■ Exercise: Please give the entries again in full and exactly, without any picture.
--- Data for the task ---
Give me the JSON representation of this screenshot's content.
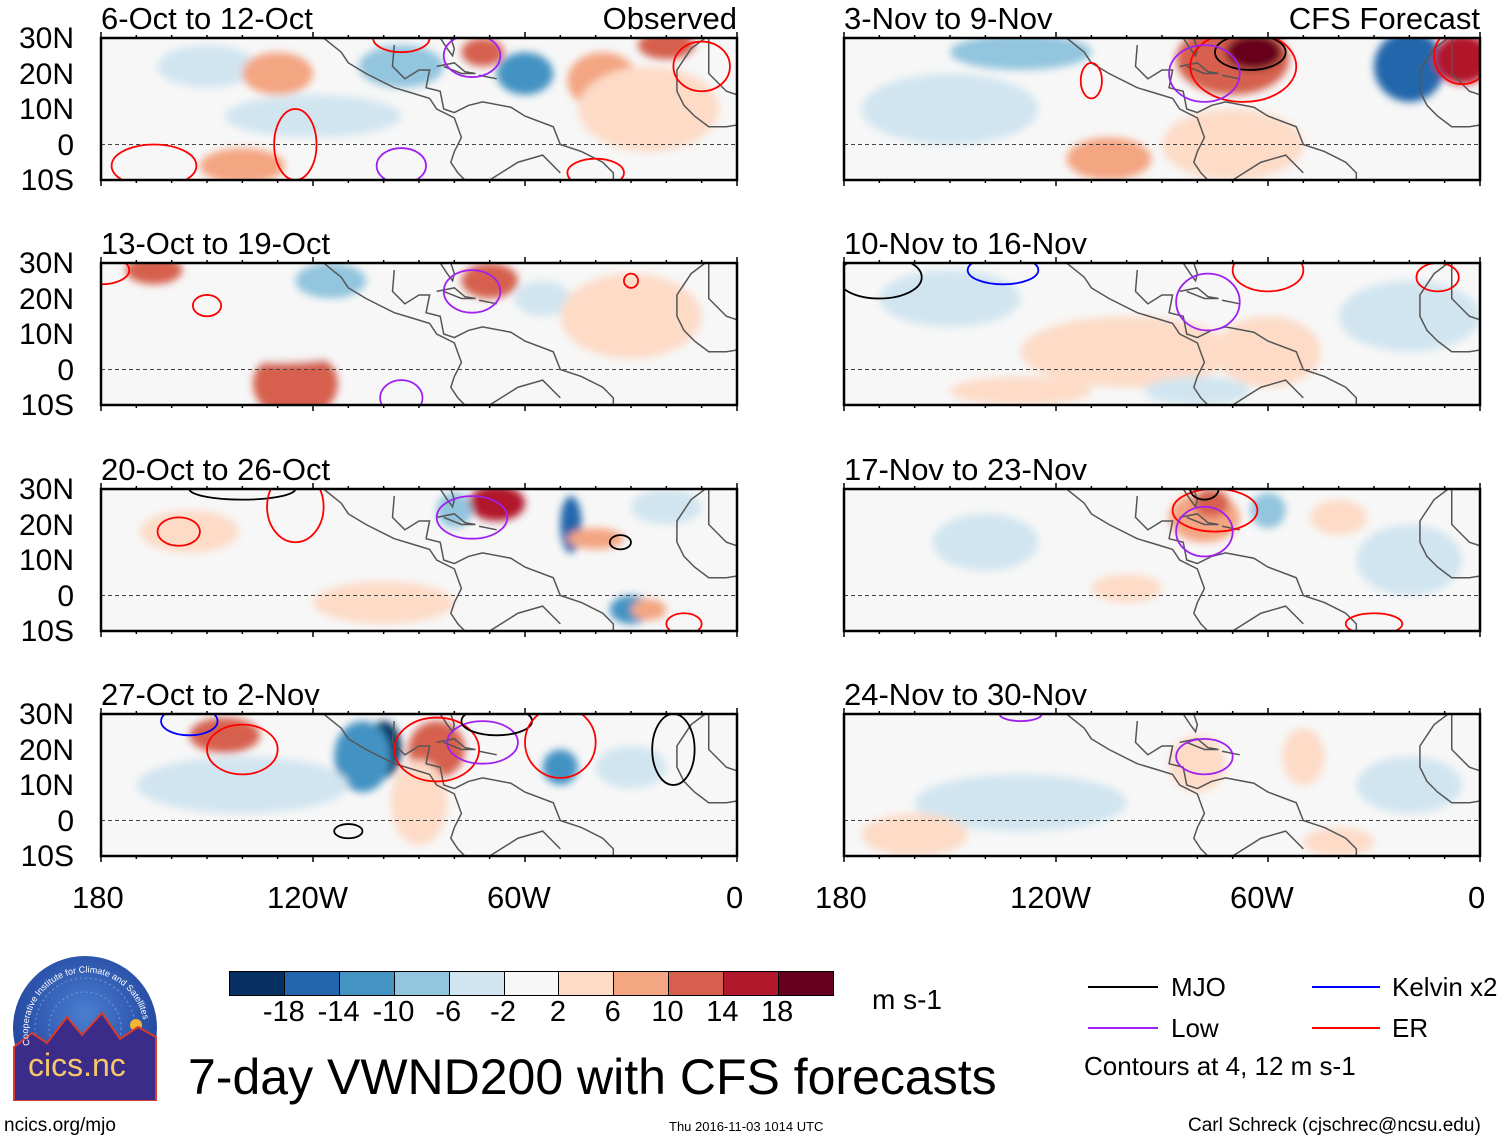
{
  "figure_title": "7-day VWND200 with CFS forecasts",
  "observed_label": "Observed",
  "forecast_label": "CFS Forecast",
  "panels_left": [
    {
      "title": "6-Oct to 12-Oct"
    },
    {
      "title": "13-Oct to 19-Oct"
    },
    {
      "title": "20-Oct to 26-Oct"
    },
    {
      "title": "27-Oct to 2-Nov"
    }
  ],
  "panels_right": [
    {
      "title": "3-Nov to 9-Nov"
    },
    {
      "title": "10-Nov to 16-Nov"
    },
    {
      "title": "17-Nov to 23-Nov"
    },
    {
      "title": "24-Nov to 30-Nov"
    }
  ],
  "lat_ticks": [
    "30N",
    "20N",
    "10N",
    "0",
    "10S"
  ],
  "lon_ticks": [
    "180",
    "120W",
    "60W",
    "0"
  ],
  "colorbar": {
    "colors": [
      "#053061",
      "#2166ac",
      "#4393c3",
      "#92c5de",
      "#d1e5f0",
      "#f7f7f7",
      "#fddbc7",
      "#f4a582",
      "#d6604d",
      "#b2182b",
      "#67001f"
    ],
    "labels": [
      "-18",
      "-14",
      "-10",
      "-6",
      "-2",
      "2",
      "6",
      "10",
      "14",
      "18"
    ],
    "units": "m s-1"
  },
  "legend": {
    "items": [
      {
        "label": "MJO",
        "color": "#000000"
      },
      {
        "label": "Kelvin x2",
        "color": "#0000ff"
      },
      {
        "label": "Low",
        "color": "#a020f0"
      },
      {
        "label": "ER",
        "color": "#ff0000"
      }
    ],
    "contours_note": "Contours at 4, 12 m s-1"
  },
  "logo_text": "cics.nc",
  "logo_ring_text": "Cooperative Institute for Climate and Satellites",
  "footer": {
    "url": "ncics.org/mjo",
    "timestamp": "Thu 2016-11-03 1014 UTC",
    "author": "Carl Schreck (cjschrec@ncsu.edu)"
  }
}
---
■ Output:
Give me the JSON representation of this screenshot's content.
{
  "figure_title": "7-day VWND200 with CFS forecasts",
  "observed_label": "Observed",
  "forecast_label": "CFS Forecast",
  "panels_left": [
    {
      "title": "6-Oct to 12-Oct"
    },
    {
      "title": "13-Oct to 19-Oct"
    },
    {
      "title": "20-Oct to 26-Oct"
    },
    {
      "title": "27-Oct to 2-Nov"
    }
  ],
  "panels_right": [
    {
      "title": "3-Nov to 9-Nov"
    },
    {
      "title": "10-Nov to 16-Nov"
    },
    {
      "title": "17-Nov to 23-Nov"
    },
    {
      "title": "24-Nov to 30-Nov"
    }
  ],
  "lat_ticks": [
    "30N",
    "20N",
    "10N",
    "0",
    "10S"
  ],
  "lon_ticks": [
    "180",
    "120W",
    "60W",
    "0"
  ],
  "colorbar": {
    "colors": [
      "#053061",
      "#2166ac",
      "#4393c3",
      "#92c5de",
      "#d1e5f0",
      "#f7f7f7",
      "#fddbc7",
      "#f4a582",
      "#d6604d",
      "#b2182b",
      "#67001f"
    ],
    "labels": [
      "-18",
      "-14",
      "-10",
      "-6",
      "-2",
      "2",
      "6",
      "10",
      "14",
      "18"
    ],
    "units": "m s-1"
  },
  "legend": {
    "items": [
      {
        "label": "MJO",
        "color": "#000000"
      },
      {
        "label": "Kelvin x2",
        "color": "#0000ff"
      },
      {
        "label": "Low",
        "color": "#a020f0"
      },
      {
        "label": "ER",
        "color": "#ff0000"
      }
    ],
    "contours_note": "Contours at 4, 12 m s-1"
  },
  "logo_text": "cics.nc",
  "logo_ring_text": "Cooperative Institute for Climate and Satellites",
  "footer": {
    "url": "ncics.org/mjo",
    "timestamp": "Thu 2016-11-03 1014 UTC",
    "author": "Carl Schreck (cjschrec@ncsu.edu)"
  }
}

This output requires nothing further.